Given data:
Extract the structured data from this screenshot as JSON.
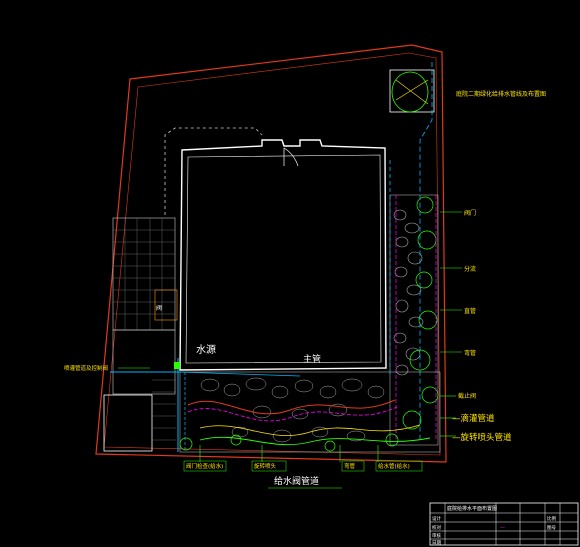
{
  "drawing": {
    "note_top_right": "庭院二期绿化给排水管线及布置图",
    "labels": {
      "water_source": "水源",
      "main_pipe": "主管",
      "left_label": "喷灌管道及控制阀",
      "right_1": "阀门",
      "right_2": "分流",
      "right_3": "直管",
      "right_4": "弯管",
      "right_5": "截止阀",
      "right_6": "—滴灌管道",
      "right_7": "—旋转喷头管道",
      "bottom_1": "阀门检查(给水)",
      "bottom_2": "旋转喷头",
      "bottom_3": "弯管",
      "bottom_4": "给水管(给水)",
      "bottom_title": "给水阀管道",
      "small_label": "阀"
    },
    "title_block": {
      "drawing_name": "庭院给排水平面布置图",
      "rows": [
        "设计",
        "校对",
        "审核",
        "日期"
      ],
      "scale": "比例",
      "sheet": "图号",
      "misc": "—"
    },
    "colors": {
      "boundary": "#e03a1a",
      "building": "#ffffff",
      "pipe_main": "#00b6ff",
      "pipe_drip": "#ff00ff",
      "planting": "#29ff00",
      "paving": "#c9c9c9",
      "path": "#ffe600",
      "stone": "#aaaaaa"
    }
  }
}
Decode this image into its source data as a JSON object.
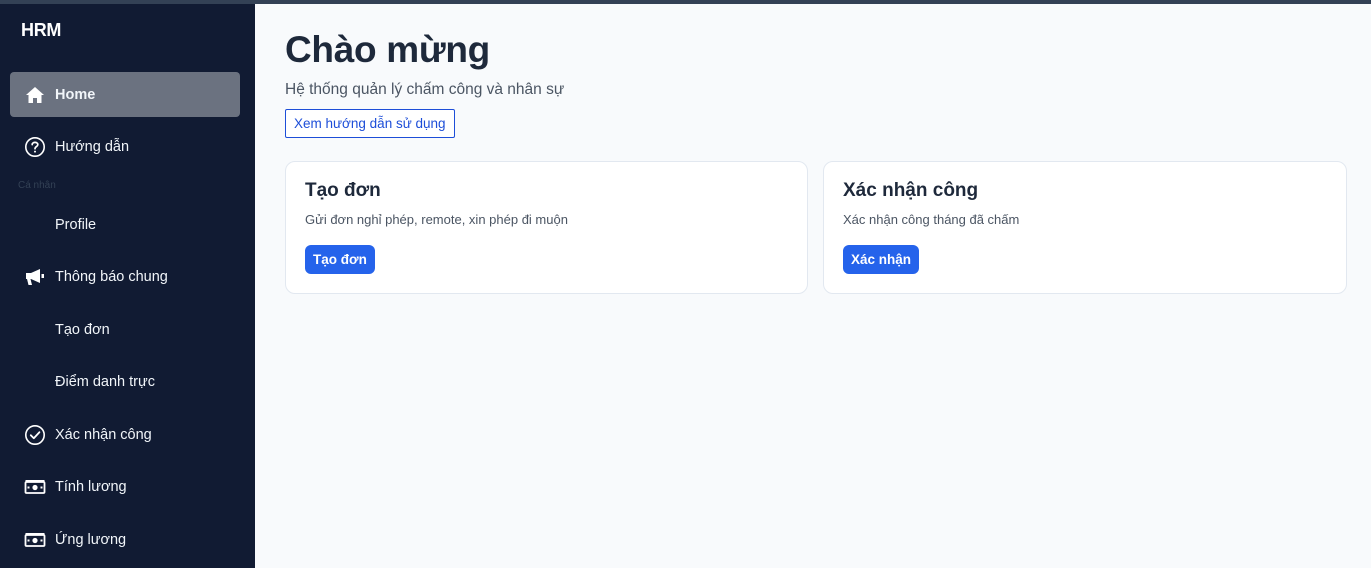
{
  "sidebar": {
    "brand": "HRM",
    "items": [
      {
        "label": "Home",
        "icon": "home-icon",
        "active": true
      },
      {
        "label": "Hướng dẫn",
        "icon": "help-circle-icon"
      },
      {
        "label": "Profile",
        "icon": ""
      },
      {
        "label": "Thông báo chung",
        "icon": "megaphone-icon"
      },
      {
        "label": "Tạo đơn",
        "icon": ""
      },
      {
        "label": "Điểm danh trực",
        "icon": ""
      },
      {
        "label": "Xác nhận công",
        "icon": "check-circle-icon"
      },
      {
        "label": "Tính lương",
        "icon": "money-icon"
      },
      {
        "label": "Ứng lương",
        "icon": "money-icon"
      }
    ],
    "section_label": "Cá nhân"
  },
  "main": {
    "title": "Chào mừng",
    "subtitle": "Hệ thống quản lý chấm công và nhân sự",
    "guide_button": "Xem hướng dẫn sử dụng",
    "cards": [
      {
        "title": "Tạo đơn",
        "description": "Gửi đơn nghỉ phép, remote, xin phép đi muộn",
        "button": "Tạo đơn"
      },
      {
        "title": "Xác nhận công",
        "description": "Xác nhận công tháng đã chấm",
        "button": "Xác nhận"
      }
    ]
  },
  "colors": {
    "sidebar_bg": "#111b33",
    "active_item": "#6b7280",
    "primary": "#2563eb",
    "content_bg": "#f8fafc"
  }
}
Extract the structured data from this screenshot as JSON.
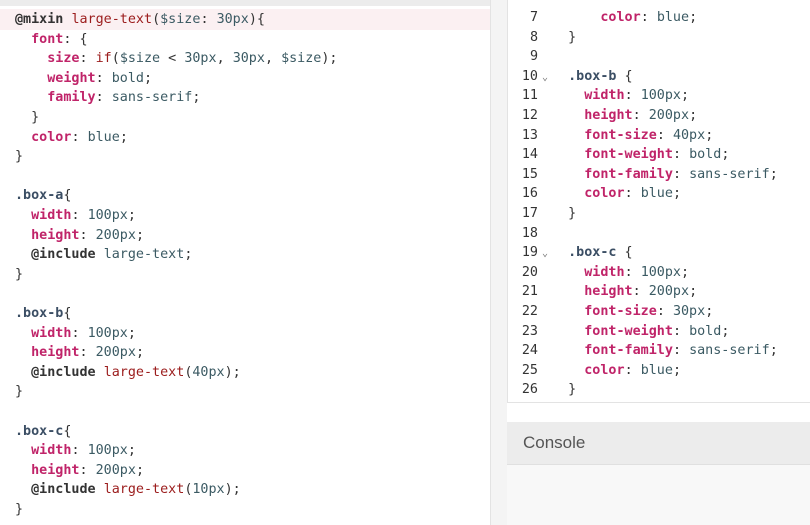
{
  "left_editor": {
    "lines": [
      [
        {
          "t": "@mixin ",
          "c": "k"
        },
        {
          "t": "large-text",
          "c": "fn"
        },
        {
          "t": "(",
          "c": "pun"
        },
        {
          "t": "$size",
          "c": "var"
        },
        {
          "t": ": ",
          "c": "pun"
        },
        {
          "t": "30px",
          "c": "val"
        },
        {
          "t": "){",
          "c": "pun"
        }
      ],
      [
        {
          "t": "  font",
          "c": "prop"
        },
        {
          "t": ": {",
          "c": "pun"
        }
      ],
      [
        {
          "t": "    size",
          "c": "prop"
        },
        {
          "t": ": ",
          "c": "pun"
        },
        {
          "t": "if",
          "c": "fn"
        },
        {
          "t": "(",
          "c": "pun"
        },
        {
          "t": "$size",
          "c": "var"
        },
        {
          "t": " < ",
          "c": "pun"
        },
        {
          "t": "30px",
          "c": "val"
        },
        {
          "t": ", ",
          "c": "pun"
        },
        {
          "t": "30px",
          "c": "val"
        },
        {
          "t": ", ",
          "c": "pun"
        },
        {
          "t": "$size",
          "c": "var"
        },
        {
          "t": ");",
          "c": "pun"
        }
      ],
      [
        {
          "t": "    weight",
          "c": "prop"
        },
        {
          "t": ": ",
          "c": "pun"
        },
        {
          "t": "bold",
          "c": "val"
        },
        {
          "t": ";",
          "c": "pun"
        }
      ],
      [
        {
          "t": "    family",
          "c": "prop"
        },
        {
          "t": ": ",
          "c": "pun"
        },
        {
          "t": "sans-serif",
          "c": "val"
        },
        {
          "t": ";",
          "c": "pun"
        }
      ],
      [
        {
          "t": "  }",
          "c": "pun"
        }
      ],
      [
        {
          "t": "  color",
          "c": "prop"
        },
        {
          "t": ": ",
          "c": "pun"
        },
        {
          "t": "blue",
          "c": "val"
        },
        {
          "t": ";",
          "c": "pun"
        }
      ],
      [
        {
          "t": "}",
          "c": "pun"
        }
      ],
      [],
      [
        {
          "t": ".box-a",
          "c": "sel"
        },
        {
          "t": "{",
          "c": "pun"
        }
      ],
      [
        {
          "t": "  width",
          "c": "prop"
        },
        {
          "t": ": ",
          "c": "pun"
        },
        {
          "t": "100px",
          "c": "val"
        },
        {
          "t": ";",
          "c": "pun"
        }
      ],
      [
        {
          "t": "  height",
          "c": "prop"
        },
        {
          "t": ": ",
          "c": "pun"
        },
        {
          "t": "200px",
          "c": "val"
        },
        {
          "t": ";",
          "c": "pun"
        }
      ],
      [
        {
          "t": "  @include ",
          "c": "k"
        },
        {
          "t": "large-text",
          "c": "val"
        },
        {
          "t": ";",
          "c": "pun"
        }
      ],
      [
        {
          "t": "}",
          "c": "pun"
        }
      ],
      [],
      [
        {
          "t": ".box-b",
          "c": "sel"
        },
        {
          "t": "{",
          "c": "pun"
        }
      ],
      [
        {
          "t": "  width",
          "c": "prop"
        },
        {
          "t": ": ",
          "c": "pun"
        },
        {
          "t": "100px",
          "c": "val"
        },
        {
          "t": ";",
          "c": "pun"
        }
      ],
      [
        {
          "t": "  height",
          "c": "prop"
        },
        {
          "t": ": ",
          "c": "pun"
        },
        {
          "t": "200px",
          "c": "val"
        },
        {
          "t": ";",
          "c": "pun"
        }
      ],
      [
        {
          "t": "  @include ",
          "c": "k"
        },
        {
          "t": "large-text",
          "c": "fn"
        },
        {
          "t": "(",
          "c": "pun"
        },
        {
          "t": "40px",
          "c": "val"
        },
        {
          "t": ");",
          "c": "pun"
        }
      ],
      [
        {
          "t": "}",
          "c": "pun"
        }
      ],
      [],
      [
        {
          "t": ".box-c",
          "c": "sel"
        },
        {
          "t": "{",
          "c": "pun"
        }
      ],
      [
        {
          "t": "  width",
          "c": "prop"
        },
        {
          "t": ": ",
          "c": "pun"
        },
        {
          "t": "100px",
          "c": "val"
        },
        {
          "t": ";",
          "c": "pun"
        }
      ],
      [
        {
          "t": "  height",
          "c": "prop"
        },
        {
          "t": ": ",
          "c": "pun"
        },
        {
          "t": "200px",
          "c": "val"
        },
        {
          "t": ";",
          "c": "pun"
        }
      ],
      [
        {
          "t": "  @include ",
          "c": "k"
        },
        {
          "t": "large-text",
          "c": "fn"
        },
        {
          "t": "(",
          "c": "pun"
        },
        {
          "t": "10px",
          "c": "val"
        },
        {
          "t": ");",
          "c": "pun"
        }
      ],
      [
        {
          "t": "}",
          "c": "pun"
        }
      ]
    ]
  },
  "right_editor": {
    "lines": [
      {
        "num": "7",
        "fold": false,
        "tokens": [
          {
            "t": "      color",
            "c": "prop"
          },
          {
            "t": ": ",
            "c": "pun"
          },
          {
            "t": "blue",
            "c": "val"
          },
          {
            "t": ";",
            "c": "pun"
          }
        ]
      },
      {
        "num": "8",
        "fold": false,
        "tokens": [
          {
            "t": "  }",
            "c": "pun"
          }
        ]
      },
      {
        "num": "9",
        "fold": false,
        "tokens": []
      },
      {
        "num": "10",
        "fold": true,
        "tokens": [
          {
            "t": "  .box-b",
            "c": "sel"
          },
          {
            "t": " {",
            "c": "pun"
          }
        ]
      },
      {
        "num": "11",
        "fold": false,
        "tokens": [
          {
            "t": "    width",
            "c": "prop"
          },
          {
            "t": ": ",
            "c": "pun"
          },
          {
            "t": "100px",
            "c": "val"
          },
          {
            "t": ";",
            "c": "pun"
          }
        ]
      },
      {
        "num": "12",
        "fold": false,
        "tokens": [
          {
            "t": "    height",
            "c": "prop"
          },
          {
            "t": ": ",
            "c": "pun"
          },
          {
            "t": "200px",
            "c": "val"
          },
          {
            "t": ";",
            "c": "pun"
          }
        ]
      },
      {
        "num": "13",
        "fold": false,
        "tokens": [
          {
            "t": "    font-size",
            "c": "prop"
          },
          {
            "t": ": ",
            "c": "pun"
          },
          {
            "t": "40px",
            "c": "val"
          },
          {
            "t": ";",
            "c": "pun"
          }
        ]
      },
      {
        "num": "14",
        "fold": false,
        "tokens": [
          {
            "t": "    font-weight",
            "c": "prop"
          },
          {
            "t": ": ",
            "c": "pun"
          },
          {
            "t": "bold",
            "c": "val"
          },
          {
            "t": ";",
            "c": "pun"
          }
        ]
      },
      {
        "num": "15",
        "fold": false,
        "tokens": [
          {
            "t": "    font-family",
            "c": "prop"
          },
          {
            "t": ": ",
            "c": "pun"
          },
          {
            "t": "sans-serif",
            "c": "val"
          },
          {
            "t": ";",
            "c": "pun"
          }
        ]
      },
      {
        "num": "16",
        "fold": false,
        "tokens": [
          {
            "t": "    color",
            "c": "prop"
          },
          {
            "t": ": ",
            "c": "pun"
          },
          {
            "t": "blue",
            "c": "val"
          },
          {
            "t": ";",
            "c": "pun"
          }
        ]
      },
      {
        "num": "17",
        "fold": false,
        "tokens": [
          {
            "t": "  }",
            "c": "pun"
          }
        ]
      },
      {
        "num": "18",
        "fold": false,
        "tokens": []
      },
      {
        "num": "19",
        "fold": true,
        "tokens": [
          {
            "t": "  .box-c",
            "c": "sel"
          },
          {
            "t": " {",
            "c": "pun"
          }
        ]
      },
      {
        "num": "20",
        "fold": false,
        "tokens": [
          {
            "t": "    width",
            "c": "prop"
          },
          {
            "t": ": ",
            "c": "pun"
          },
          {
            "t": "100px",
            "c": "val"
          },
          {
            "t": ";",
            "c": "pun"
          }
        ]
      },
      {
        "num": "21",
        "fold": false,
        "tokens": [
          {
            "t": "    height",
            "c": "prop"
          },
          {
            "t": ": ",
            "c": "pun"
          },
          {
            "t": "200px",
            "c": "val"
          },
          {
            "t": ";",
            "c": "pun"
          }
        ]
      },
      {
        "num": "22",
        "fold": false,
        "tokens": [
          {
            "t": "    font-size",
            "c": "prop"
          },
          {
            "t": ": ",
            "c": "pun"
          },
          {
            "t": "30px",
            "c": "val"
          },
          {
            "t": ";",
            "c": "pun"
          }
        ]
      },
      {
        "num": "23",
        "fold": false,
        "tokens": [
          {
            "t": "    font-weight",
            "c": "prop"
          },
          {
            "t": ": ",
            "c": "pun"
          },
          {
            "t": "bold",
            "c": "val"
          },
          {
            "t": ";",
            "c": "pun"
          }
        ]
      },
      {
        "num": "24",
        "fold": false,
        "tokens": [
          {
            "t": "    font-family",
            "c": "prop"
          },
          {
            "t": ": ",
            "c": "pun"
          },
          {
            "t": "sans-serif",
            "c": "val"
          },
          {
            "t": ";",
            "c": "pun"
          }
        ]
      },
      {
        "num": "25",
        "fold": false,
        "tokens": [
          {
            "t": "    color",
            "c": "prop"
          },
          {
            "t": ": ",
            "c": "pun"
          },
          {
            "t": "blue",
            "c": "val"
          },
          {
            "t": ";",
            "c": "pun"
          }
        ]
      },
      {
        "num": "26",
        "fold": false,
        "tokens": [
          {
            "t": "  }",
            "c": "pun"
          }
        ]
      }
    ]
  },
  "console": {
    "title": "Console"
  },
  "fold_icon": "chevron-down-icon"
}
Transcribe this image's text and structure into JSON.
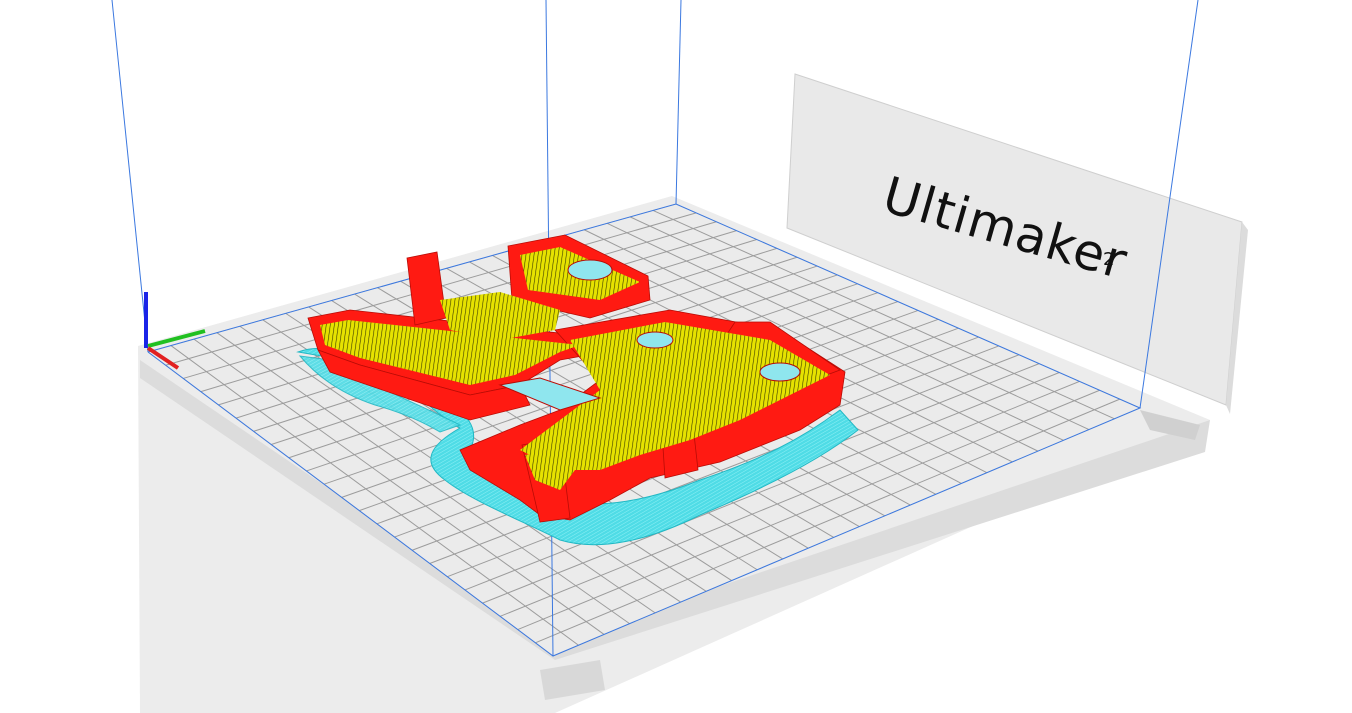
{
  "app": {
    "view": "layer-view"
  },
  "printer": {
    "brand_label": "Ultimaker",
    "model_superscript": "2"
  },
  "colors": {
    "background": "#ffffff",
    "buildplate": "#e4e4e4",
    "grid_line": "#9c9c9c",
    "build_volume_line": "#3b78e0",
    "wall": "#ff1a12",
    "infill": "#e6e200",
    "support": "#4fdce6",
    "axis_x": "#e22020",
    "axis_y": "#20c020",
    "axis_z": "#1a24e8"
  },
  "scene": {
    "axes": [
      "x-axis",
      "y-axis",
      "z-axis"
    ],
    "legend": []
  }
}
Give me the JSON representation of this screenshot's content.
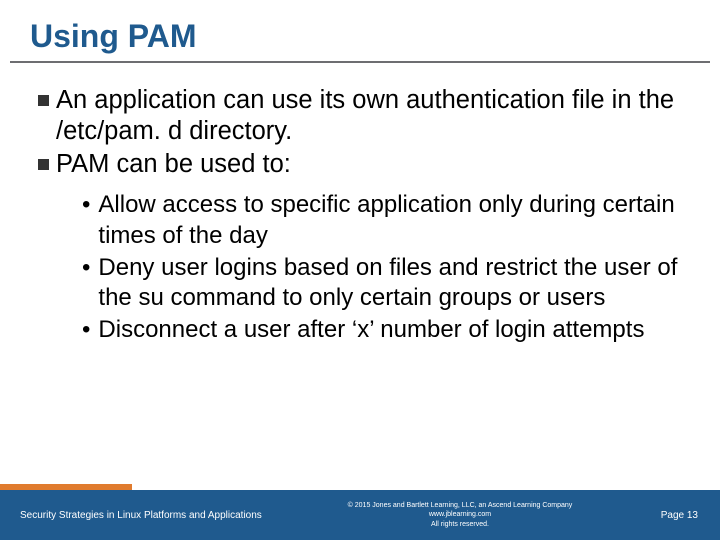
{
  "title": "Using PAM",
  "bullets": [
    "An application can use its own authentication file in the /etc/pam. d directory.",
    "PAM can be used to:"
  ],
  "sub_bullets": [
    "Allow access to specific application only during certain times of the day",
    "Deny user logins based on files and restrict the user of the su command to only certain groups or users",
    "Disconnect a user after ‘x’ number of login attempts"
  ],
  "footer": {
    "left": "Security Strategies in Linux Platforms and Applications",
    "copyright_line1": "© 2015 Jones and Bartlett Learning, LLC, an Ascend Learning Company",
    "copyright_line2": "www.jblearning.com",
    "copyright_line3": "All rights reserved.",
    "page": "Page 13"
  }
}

What the task asks: From the records above, pick out and copy each line holding the word "image".

Reply:
Decode this image into its source data as a JSON object.
Transcribe this image's text and structure into JSON.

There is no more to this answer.